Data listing
## start

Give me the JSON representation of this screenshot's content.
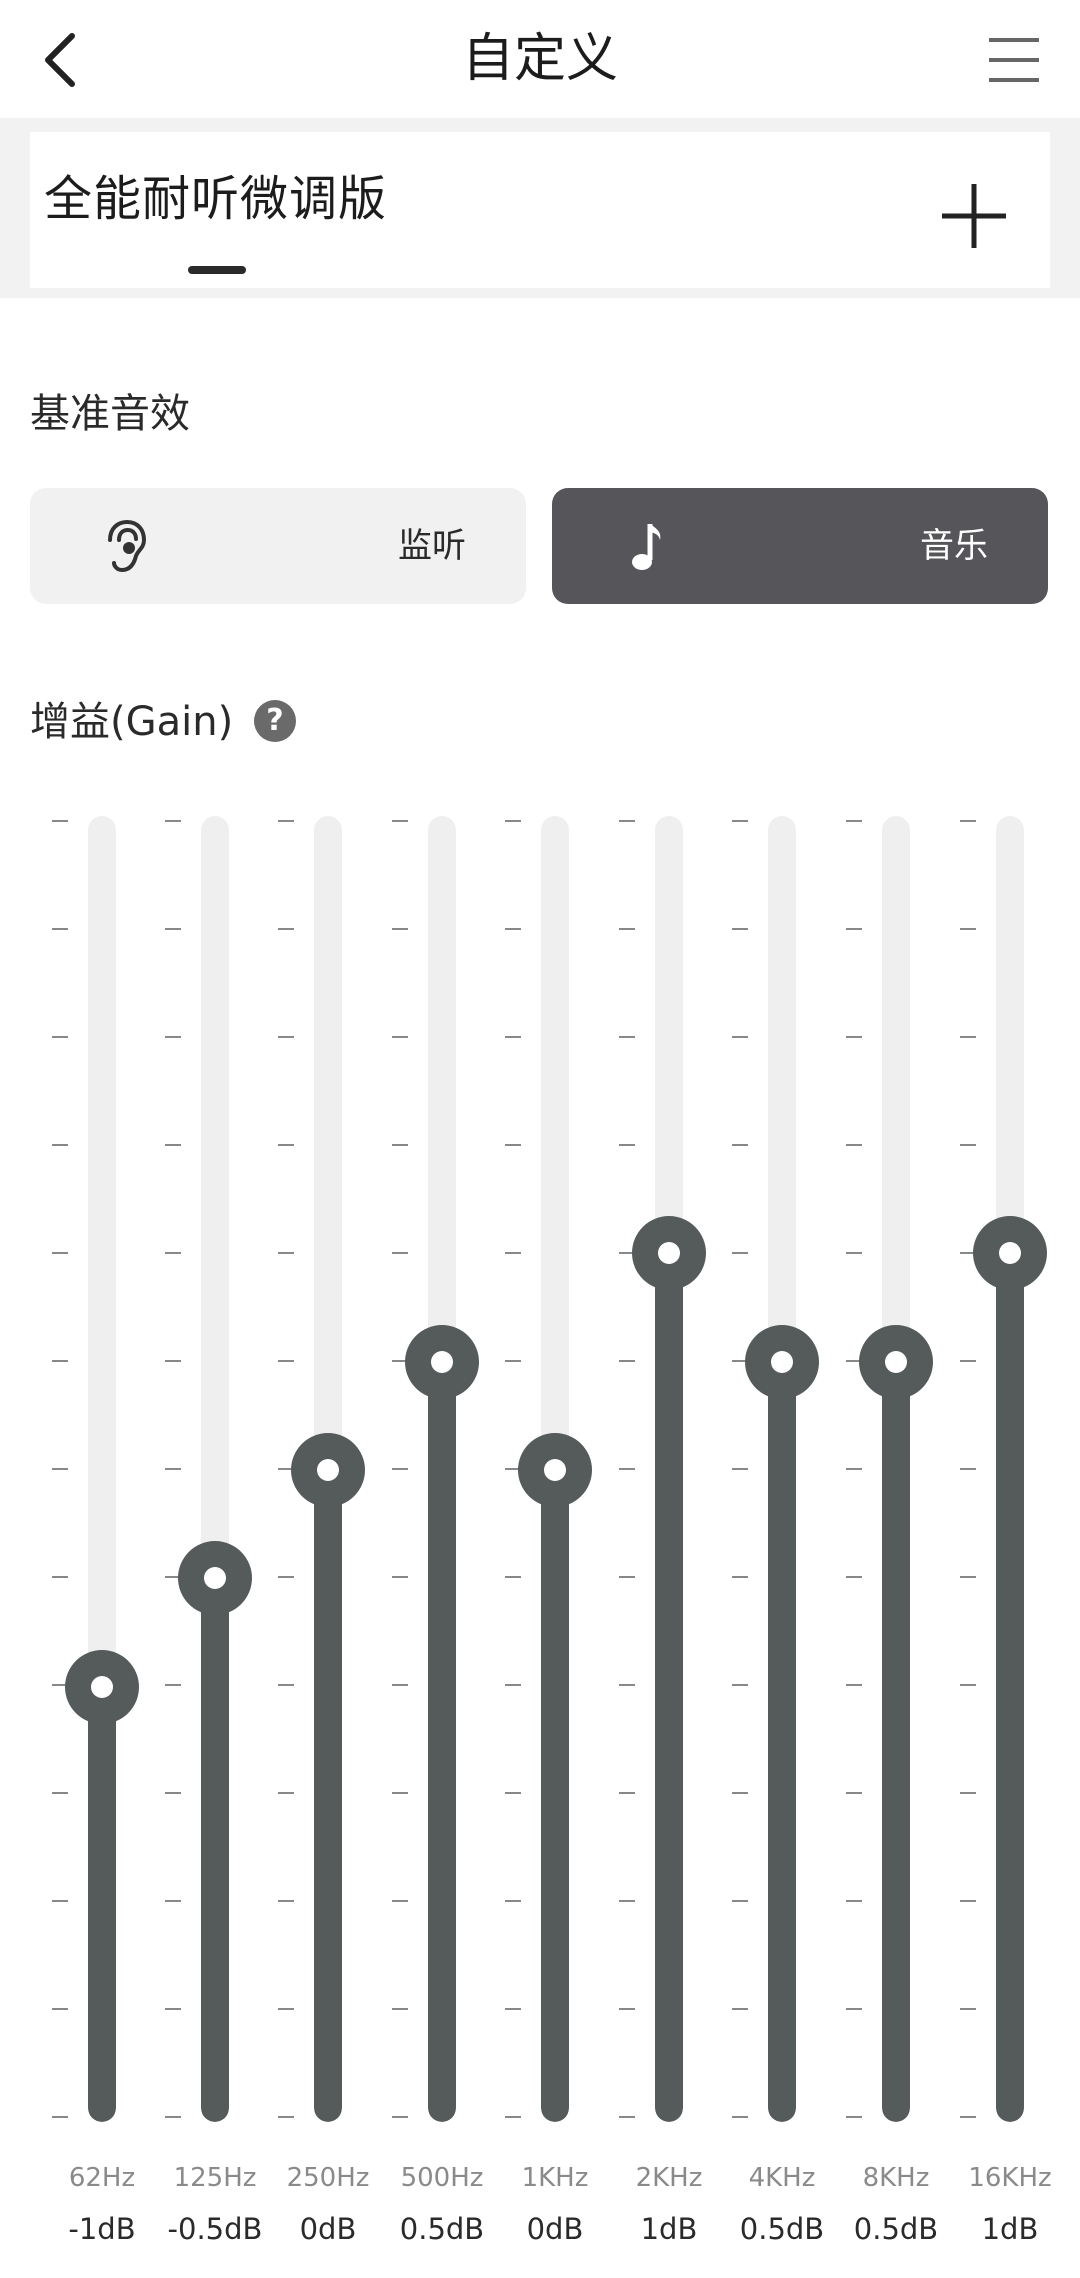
{
  "header": {
    "title": "自定义",
    "back_icon": "chevron-left-icon",
    "menu_icon": "menu-icon"
  },
  "presets": {
    "active_tab": "全能耐听微调版",
    "add_icon": "plus-icon"
  },
  "base_effect": {
    "label": "基准音效",
    "modes": [
      {
        "label": "监听",
        "icon": "ear-icon",
        "selected": false
      },
      {
        "label": "音乐",
        "icon": "music-note-icon",
        "selected": true
      }
    ]
  },
  "gain": {
    "label": "增益(Gain)",
    "help_icon": "question-mark-icon",
    "help_text": "?",
    "min_db": -3,
    "max_db": 3,
    "colors": {
      "track": "#efefef",
      "fill": "#555a5a",
      "selected_button": "#55555a"
    },
    "bands": [
      {
        "freq": "62Hz",
        "gain_label": "-1dB",
        "gain": -1
      },
      {
        "freq": "125Hz",
        "gain_label": "-0.5dB",
        "gain": -0.5
      },
      {
        "freq": "250Hz",
        "gain_label": "0dB",
        "gain": 0
      },
      {
        "freq": "500Hz",
        "gain_label": "0.5dB",
        "gain": 0.5
      },
      {
        "freq": "1KHz",
        "gain_label": "0dB",
        "gain": 0
      },
      {
        "freq": "2KHz",
        "gain_label": "1dB",
        "gain": 1
      },
      {
        "freq": "4KHz",
        "gain_label": "0.5dB",
        "gain": 0.5
      },
      {
        "freq": "8KHz",
        "gain_label": "0.5dB",
        "gain": 0.5
      },
      {
        "freq": "16KHz",
        "gain_label": "1dB",
        "gain": 1
      }
    ]
  }
}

## end

[Set problem]
Write out the whole listing again, exactly, with no pictures.

[Task response]
Give me the JSON representation of this screenshot's content.
{
  "header": {
    "title": "自定义",
    "back_icon": "chevron-left-icon",
    "menu_icon": "menu-icon"
  },
  "presets": {
    "active_tab": "全能耐听微调版",
    "add_icon": "plus-icon"
  },
  "base_effect": {
    "label": "基准音效",
    "modes": [
      {
        "label": "监听",
        "icon": "ear-icon",
        "selected": false
      },
      {
        "label": "音乐",
        "icon": "music-note-icon",
        "selected": true
      }
    ]
  },
  "gain": {
    "label": "增益(Gain)",
    "help_icon": "question-mark-icon",
    "help_text": "?",
    "min_db": -3,
    "max_db": 3,
    "colors": {
      "track": "#efefef",
      "fill": "#555a5a",
      "selected_button": "#55555a"
    },
    "bands": [
      {
        "freq": "62Hz",
        "gain_label": "-1dB",
        "gain": -1
      },
      {
        "freq": "125Hz",
        "gain_label": "-0.5dB",
        "gain": -0.5
      },
      {
        "freq": "250Hz",
        "gain_label": "0dB",
        "gain": 0
      },
      {
        "freq": "500Hz",
        "gain_label": "0.5dB",
        "gain": 0.5
      },
      {
        "freq": "1KHz",
        "gain_label": "0dB",
        "gain": 0
      },
      {
        "freq": "2KHz",
        "gain_label": "1dB",
        "gain": 1
      },
      {
        "freq": "4KHz",
        "gain_label": "0.5dB",
        "gain": 0.5
      },
      {
        "freq": "8KHz",
        "gain_label": "0.5dB",
        "gain": 0.5
      },
      {
        "freq": "16KHz",
        "gain_label": "1dB",
        "gain": 1
      }
    ]
  }
}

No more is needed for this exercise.